WHAT TO DO: Determine how many lines of the records include "Apply", and answer with the number alone.

EXERCISE INPUTS:
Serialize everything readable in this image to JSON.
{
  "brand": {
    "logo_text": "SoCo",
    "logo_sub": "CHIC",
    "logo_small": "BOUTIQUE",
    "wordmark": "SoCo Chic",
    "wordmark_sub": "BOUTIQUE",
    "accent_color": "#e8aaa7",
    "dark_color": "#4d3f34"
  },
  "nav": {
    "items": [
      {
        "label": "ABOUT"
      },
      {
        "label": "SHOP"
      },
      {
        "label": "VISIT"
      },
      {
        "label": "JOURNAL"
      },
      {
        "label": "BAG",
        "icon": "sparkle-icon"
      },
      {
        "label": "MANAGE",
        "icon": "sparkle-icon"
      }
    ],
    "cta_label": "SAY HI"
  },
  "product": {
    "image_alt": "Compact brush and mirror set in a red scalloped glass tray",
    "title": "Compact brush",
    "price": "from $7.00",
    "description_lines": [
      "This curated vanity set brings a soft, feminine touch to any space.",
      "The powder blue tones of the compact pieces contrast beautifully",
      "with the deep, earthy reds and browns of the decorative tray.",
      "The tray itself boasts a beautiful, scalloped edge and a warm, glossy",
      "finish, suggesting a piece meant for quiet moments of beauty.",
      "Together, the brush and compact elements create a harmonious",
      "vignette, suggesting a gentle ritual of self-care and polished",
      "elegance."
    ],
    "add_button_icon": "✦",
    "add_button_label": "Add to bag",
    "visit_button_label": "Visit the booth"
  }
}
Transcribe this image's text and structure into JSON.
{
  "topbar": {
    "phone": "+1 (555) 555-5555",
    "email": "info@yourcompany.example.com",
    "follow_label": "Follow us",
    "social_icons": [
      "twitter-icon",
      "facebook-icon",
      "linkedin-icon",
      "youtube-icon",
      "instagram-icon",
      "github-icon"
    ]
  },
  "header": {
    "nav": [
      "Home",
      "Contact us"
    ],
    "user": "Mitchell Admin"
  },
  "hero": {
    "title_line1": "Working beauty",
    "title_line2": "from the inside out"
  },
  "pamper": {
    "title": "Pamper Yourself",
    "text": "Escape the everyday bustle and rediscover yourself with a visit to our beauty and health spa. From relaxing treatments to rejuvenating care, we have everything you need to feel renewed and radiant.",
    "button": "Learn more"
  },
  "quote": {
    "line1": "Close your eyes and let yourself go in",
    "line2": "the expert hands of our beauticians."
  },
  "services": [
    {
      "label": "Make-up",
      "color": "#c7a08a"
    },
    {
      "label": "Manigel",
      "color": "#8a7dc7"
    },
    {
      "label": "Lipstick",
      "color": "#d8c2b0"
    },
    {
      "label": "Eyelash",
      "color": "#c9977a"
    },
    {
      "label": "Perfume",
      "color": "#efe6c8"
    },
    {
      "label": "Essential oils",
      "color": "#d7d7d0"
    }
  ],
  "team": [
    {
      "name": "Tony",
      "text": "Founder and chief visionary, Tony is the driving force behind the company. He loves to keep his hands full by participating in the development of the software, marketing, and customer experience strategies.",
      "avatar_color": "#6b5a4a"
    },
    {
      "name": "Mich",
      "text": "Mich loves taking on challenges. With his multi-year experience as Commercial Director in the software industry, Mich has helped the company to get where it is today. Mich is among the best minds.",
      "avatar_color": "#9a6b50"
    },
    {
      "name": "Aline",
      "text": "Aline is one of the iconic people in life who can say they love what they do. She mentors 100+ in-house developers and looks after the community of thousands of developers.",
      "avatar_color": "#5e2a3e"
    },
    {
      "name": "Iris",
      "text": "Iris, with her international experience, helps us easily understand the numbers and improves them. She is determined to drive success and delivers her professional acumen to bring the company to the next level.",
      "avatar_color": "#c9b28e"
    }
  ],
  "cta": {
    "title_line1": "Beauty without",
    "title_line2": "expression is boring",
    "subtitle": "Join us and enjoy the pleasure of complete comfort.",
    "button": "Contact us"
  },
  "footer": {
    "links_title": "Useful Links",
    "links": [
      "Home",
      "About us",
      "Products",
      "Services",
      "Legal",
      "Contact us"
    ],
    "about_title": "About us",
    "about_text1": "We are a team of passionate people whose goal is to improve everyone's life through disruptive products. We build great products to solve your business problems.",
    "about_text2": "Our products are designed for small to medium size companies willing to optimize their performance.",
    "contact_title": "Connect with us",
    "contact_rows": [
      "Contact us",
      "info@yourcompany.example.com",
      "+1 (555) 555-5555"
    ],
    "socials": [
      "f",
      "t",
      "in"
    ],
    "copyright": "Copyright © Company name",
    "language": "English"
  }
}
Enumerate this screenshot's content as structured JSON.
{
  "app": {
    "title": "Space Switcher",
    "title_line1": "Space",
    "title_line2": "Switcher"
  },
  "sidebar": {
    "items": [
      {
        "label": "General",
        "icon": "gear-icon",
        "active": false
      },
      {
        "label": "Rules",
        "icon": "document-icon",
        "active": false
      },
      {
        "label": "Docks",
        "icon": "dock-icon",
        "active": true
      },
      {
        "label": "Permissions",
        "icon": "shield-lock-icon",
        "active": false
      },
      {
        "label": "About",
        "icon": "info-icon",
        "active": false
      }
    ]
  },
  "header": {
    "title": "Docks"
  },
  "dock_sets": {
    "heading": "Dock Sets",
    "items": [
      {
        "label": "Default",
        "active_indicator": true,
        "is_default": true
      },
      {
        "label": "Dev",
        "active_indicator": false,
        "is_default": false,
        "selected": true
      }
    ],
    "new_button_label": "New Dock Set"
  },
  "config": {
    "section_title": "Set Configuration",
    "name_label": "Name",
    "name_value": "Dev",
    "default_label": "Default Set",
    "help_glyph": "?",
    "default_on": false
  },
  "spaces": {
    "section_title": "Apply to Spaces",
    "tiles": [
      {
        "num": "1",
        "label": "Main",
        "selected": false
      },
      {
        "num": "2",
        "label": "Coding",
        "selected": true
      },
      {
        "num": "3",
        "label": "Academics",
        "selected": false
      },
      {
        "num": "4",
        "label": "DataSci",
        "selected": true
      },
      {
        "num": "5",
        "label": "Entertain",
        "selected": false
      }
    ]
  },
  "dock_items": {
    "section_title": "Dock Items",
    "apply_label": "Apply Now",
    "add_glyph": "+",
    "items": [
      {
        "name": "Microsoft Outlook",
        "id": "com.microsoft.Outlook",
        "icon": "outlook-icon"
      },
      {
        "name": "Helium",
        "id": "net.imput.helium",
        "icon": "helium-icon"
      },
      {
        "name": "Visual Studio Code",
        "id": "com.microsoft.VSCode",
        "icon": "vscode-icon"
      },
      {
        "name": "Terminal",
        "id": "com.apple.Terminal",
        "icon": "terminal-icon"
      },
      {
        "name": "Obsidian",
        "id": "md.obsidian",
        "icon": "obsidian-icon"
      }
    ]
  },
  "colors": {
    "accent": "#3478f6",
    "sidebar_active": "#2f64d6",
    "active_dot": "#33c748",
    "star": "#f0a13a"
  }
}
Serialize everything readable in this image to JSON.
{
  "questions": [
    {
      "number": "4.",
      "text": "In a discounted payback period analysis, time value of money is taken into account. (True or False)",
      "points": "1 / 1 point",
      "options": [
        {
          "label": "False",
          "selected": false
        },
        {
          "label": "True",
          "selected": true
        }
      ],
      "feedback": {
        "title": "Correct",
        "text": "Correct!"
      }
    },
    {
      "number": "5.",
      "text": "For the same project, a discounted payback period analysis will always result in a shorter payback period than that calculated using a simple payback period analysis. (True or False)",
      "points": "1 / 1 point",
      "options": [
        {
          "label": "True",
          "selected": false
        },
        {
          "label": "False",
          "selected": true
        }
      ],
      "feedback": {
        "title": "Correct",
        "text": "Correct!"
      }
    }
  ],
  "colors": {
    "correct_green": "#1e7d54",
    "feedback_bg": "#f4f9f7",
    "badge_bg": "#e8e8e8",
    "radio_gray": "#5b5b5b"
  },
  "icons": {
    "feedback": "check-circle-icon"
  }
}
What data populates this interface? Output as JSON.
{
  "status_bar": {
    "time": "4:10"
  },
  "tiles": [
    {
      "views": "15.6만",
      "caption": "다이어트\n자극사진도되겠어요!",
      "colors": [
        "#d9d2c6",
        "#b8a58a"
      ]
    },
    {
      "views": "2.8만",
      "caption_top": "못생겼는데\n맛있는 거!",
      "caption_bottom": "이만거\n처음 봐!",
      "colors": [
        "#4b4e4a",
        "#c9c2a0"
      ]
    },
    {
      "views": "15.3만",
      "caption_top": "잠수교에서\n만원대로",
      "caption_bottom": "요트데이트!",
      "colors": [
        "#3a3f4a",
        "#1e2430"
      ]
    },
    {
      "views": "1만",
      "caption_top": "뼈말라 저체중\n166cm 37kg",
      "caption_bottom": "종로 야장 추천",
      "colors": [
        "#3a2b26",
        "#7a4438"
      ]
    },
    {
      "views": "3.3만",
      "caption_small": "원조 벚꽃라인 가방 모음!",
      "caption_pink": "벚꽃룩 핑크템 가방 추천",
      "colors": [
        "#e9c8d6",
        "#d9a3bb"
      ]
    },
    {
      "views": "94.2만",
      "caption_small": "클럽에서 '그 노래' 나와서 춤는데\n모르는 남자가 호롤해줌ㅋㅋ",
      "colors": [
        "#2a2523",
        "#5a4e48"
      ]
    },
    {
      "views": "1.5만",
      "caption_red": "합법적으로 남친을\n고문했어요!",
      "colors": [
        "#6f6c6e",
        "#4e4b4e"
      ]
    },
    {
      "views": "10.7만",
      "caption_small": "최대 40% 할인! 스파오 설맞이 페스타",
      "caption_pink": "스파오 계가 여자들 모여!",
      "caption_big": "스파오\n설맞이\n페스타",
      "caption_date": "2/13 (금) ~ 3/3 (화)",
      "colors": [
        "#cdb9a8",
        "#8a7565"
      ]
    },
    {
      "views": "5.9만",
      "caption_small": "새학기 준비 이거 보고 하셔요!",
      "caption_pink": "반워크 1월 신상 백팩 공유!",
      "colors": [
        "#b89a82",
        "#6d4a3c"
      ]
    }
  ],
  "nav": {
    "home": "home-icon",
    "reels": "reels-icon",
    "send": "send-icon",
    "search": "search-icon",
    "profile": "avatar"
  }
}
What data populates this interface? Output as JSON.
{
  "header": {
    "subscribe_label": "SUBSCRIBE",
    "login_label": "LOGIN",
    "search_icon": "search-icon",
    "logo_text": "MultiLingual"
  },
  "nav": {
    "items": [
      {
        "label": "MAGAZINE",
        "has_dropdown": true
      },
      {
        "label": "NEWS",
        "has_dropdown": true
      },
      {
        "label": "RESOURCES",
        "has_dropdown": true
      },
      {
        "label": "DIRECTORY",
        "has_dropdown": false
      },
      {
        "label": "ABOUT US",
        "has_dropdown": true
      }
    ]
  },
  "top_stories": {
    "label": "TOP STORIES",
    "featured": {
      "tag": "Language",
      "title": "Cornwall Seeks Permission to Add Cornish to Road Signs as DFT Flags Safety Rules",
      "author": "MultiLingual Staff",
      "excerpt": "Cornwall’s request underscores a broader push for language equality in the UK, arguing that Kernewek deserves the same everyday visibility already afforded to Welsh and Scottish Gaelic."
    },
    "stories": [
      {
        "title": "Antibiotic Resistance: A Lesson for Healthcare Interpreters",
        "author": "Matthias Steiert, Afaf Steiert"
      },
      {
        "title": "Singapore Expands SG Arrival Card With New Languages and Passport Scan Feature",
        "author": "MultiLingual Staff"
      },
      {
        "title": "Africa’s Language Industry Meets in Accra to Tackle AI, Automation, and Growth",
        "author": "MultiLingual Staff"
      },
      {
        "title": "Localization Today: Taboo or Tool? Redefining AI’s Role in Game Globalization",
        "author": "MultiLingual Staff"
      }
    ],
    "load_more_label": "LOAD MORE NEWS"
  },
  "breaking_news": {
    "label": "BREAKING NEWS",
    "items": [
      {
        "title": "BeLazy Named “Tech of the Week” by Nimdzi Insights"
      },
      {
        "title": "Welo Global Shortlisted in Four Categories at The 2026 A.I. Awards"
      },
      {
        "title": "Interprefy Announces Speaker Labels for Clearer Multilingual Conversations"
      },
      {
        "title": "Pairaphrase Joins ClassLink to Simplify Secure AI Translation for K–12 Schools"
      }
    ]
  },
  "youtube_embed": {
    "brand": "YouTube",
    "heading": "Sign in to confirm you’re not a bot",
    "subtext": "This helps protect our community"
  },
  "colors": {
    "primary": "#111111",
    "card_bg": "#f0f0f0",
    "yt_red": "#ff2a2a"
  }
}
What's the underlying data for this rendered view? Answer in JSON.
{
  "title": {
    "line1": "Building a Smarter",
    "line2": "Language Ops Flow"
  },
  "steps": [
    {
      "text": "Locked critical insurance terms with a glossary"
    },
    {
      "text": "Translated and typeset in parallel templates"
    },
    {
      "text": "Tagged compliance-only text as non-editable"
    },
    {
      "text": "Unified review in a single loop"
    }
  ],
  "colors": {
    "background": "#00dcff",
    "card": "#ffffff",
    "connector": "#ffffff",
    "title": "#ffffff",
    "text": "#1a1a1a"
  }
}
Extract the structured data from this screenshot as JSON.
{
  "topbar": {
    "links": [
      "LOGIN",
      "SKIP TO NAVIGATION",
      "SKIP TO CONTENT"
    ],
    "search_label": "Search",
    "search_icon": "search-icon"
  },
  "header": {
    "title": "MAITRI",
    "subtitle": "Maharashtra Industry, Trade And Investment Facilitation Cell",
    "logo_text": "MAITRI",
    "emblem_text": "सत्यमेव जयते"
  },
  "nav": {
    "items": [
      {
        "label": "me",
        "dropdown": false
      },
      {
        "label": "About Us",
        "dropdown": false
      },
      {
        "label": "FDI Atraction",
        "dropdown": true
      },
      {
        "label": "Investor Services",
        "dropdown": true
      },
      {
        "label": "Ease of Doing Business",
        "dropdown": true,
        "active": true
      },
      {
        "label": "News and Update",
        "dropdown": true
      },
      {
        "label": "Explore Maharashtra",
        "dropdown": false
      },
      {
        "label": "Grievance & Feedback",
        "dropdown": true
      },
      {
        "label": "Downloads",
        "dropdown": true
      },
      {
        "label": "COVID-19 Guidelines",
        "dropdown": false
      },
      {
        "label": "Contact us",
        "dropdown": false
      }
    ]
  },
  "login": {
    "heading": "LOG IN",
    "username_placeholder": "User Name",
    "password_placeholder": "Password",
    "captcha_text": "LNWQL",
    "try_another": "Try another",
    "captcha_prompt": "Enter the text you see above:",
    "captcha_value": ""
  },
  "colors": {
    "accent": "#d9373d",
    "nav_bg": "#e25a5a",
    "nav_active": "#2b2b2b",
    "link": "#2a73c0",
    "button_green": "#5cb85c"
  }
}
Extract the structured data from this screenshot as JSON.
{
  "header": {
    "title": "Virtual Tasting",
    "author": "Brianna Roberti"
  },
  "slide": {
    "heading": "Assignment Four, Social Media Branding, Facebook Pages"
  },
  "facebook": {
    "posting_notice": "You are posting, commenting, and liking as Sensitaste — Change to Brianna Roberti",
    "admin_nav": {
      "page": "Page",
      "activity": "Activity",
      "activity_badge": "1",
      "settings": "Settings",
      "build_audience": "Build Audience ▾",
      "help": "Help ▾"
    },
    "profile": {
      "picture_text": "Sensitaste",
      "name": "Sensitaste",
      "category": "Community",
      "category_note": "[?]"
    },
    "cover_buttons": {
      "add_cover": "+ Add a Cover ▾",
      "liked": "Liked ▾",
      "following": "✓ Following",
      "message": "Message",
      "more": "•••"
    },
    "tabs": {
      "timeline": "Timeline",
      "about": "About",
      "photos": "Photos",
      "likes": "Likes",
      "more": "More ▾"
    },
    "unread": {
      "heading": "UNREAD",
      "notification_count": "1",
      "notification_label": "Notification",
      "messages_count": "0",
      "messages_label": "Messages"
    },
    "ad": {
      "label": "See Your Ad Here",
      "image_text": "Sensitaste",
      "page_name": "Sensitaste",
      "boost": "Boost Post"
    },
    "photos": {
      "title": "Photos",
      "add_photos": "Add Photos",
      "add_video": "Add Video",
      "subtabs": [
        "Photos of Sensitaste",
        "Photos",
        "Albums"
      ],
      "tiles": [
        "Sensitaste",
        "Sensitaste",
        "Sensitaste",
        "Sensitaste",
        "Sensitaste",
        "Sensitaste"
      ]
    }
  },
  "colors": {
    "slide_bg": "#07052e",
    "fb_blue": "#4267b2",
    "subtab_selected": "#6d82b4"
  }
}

ANSWER TO THE EXERCISE: 2